• Work to be completed
Look through the records that follow. Copy every line containing the word "WERKSTATT".

• Dataset rows
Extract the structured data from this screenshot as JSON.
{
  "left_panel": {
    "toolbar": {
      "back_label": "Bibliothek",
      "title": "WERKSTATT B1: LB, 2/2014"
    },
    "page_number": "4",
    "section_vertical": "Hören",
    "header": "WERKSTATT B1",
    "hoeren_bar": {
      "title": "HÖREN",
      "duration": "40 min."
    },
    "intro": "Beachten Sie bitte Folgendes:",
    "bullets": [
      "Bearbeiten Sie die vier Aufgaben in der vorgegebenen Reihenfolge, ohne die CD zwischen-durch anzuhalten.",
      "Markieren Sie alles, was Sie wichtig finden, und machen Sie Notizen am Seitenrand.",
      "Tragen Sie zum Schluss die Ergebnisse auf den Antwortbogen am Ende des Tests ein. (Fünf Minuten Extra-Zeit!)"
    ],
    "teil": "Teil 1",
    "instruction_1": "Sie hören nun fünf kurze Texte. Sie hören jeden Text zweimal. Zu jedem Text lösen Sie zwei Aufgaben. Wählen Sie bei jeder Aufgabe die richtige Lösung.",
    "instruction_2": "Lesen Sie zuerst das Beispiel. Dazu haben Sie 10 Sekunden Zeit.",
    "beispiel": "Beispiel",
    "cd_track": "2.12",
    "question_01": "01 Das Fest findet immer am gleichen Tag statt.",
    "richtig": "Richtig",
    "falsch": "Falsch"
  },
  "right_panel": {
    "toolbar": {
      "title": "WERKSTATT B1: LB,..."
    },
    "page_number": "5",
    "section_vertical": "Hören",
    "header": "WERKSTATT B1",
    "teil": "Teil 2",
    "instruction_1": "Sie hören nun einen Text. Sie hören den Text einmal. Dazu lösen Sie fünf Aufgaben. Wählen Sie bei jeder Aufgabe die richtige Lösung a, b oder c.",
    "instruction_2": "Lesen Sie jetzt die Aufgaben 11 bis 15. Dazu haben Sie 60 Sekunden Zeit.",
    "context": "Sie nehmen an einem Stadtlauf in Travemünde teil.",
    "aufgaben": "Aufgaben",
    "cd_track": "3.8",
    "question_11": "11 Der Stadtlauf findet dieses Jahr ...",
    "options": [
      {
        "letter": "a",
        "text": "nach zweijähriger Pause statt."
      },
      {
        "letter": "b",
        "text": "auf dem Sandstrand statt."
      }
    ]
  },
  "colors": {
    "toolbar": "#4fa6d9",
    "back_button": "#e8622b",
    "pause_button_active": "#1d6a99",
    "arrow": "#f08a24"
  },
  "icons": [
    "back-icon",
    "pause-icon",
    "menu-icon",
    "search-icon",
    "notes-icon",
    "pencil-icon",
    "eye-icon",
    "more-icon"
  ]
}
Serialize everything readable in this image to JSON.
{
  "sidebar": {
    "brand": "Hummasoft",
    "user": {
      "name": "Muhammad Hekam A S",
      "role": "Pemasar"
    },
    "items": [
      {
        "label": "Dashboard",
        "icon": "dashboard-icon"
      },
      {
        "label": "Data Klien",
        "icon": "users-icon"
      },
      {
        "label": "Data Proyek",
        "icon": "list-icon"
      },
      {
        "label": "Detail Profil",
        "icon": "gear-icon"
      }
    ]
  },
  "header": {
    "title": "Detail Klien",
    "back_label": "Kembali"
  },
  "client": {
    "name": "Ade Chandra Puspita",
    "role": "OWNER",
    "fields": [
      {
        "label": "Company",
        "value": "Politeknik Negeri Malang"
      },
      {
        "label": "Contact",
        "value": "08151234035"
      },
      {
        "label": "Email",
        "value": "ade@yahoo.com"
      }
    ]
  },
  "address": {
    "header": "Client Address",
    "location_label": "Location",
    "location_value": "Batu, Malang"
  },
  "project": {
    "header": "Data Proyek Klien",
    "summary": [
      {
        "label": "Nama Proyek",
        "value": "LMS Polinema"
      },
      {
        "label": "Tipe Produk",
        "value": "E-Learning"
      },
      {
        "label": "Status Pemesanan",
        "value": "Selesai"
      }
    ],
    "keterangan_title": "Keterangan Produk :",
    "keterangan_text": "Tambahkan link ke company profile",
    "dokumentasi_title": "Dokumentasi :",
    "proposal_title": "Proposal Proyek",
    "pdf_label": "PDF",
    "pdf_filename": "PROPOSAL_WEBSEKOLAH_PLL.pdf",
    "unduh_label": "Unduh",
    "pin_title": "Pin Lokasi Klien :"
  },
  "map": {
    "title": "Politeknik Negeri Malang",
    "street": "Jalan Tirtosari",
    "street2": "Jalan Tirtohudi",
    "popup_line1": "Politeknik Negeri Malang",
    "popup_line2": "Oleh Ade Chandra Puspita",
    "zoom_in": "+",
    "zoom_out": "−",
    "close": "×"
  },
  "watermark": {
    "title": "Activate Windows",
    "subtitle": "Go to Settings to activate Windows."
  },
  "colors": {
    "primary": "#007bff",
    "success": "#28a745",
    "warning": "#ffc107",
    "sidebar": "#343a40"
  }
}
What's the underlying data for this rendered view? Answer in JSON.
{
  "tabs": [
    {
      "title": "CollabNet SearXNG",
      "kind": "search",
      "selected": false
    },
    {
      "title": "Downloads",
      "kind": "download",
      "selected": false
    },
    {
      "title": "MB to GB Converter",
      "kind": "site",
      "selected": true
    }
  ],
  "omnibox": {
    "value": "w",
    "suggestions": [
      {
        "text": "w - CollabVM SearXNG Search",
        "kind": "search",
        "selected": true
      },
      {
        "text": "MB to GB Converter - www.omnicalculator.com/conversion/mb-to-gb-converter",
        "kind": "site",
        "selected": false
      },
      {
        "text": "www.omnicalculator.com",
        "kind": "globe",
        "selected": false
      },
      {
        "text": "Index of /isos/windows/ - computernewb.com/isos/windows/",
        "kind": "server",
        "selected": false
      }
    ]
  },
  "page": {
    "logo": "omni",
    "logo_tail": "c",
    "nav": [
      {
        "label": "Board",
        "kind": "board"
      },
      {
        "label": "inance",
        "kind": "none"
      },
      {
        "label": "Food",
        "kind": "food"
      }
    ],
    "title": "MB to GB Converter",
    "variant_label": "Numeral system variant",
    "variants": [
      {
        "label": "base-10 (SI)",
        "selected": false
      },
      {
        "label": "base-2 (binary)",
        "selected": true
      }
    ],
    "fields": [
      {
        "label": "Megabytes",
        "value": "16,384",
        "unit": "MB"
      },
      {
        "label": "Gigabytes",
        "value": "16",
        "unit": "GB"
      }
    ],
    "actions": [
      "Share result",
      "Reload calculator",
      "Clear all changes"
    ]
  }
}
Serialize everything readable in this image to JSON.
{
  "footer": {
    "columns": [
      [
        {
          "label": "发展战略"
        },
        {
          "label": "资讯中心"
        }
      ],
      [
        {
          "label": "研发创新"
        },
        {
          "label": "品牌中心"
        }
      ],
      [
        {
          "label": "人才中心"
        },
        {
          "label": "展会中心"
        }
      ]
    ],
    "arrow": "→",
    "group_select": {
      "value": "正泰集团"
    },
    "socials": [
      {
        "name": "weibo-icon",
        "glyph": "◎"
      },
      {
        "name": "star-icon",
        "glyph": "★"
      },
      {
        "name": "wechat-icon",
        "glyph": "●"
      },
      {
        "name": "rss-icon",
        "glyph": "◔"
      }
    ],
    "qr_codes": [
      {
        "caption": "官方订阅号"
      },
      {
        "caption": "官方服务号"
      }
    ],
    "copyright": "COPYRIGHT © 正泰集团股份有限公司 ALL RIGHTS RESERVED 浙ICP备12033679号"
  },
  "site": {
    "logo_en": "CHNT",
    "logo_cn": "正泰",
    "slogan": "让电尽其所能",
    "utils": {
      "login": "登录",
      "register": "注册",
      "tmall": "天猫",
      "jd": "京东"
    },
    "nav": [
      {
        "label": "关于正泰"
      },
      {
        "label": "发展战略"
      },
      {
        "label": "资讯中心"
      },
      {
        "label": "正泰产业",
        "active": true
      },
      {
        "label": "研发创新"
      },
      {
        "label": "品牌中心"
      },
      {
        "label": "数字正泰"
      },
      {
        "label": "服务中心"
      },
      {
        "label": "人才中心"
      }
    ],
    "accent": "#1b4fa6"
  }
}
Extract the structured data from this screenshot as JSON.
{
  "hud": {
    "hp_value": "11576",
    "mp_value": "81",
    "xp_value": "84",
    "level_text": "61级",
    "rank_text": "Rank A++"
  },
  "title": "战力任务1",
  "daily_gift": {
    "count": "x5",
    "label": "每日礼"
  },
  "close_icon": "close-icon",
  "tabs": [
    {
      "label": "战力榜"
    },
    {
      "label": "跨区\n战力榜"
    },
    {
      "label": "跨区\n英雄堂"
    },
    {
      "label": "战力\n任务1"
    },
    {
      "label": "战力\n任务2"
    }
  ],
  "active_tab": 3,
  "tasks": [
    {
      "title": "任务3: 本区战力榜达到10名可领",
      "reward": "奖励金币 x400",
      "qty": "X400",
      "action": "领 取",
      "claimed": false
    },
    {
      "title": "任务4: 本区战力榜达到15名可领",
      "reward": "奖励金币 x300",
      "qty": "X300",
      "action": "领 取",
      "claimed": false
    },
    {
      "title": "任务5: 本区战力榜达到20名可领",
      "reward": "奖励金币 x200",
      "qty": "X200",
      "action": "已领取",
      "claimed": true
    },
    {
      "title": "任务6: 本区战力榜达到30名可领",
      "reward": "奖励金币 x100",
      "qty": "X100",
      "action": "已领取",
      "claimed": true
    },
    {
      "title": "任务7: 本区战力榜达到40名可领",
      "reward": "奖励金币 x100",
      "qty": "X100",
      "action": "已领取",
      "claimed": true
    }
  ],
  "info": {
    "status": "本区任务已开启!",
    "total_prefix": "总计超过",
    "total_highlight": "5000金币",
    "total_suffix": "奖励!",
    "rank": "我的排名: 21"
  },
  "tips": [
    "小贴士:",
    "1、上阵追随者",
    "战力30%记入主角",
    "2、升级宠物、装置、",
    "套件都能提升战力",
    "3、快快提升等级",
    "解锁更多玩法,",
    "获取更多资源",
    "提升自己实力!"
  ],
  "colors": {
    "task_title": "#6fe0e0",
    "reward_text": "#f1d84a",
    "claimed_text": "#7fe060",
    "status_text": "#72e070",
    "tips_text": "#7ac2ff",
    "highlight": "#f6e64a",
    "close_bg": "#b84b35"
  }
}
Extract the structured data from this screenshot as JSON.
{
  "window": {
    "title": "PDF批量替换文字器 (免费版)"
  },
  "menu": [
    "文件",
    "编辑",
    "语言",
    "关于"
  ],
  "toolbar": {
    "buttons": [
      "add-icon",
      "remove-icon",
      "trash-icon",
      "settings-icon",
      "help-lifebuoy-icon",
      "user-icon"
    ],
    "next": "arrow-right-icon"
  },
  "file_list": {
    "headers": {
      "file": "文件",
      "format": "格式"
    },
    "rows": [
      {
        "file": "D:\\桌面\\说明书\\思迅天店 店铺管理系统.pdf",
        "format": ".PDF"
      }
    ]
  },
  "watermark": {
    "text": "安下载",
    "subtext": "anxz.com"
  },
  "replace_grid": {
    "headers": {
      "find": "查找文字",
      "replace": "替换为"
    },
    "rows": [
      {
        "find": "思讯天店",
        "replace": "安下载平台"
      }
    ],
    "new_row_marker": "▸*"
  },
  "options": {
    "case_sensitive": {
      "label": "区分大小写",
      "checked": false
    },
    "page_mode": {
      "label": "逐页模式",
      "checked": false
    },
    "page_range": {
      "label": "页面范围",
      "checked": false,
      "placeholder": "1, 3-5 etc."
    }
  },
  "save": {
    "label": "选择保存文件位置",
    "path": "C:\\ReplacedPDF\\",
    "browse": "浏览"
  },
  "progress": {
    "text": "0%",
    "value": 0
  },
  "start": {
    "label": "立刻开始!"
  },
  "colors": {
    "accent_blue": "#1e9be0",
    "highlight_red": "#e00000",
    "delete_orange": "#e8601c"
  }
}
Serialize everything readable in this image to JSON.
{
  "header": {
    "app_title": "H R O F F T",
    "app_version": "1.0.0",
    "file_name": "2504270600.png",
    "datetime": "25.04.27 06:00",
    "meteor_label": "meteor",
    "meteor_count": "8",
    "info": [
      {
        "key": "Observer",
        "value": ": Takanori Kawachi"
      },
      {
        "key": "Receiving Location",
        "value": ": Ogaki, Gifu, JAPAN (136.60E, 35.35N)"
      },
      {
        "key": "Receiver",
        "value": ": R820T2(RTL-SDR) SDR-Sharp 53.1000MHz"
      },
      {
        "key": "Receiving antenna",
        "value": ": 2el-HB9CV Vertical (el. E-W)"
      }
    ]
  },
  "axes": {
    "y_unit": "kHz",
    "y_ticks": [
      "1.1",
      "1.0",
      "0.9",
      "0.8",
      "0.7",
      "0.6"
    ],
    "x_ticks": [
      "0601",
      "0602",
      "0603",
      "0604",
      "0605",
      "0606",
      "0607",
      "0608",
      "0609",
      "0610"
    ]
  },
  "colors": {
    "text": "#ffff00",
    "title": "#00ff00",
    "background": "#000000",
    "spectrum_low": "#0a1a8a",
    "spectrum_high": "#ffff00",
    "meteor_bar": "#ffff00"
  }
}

• Output of the exercise
      "title": "WERKSTATT B1: LB, 2/2014"
    "header": "WERKSTATT B1",
      "title": "WERKSTATT B1: LB,..."
    "header": "WERKSTATT B1",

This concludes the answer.